→ SHORT TASK
Scan the data below for the string "this". Copy every line where it appears.

— START OF STORED ROWS —

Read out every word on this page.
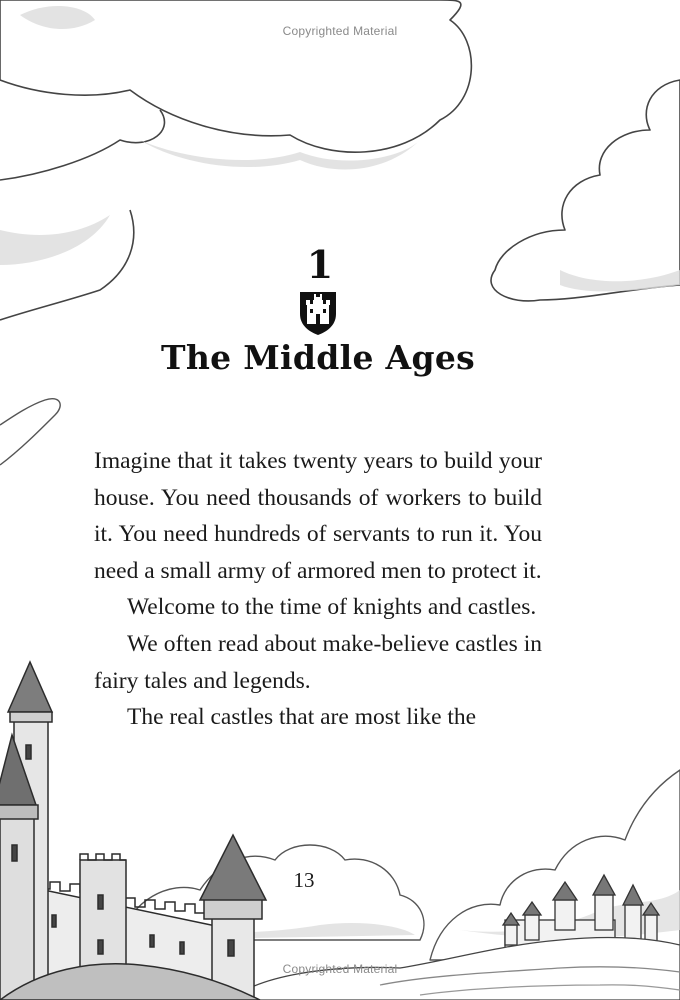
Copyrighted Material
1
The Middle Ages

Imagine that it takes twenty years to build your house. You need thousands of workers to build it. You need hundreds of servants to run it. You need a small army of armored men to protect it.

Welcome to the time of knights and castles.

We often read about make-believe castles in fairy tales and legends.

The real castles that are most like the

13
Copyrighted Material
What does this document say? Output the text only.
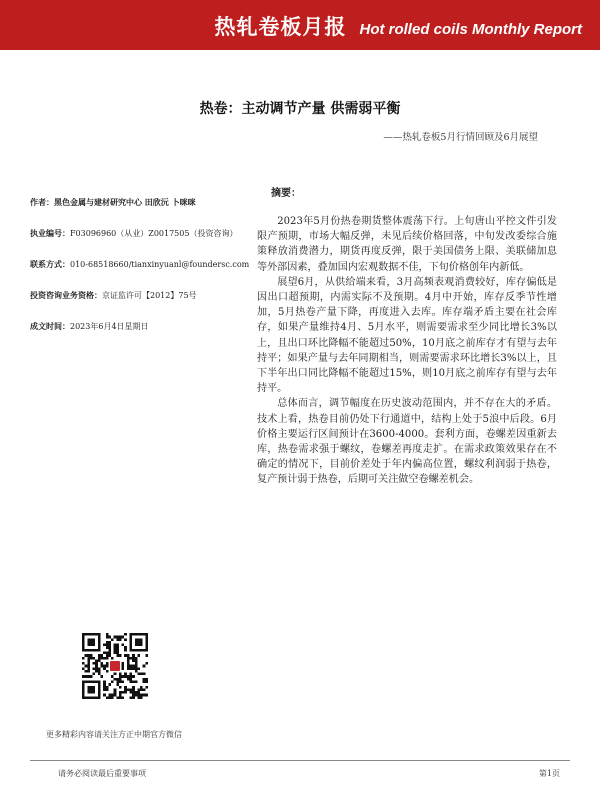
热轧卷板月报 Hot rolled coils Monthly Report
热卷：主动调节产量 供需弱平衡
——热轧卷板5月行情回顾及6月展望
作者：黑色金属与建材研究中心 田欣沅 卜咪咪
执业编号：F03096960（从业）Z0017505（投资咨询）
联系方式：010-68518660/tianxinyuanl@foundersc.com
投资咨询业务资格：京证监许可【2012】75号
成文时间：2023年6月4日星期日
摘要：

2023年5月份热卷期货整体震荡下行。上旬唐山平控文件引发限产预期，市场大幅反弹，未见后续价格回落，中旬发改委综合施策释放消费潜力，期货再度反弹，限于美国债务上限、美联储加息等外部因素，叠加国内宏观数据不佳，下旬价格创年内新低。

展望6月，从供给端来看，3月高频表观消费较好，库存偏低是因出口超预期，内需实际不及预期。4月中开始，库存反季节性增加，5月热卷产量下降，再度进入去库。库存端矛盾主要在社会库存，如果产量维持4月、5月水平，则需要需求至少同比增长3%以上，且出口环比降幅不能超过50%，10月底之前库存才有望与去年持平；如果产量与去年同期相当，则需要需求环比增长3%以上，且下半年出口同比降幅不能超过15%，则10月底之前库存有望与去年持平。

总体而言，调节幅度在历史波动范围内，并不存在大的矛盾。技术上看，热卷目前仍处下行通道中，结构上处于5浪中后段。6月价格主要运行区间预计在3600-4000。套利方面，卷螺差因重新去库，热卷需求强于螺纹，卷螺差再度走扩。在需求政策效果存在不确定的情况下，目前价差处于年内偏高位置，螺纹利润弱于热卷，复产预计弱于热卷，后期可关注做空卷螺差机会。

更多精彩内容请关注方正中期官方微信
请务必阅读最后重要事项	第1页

— END OF STORED ROWS —

→ EXERCISE ANSWER
Read out every word on this page.
What does this document say? Output the text only.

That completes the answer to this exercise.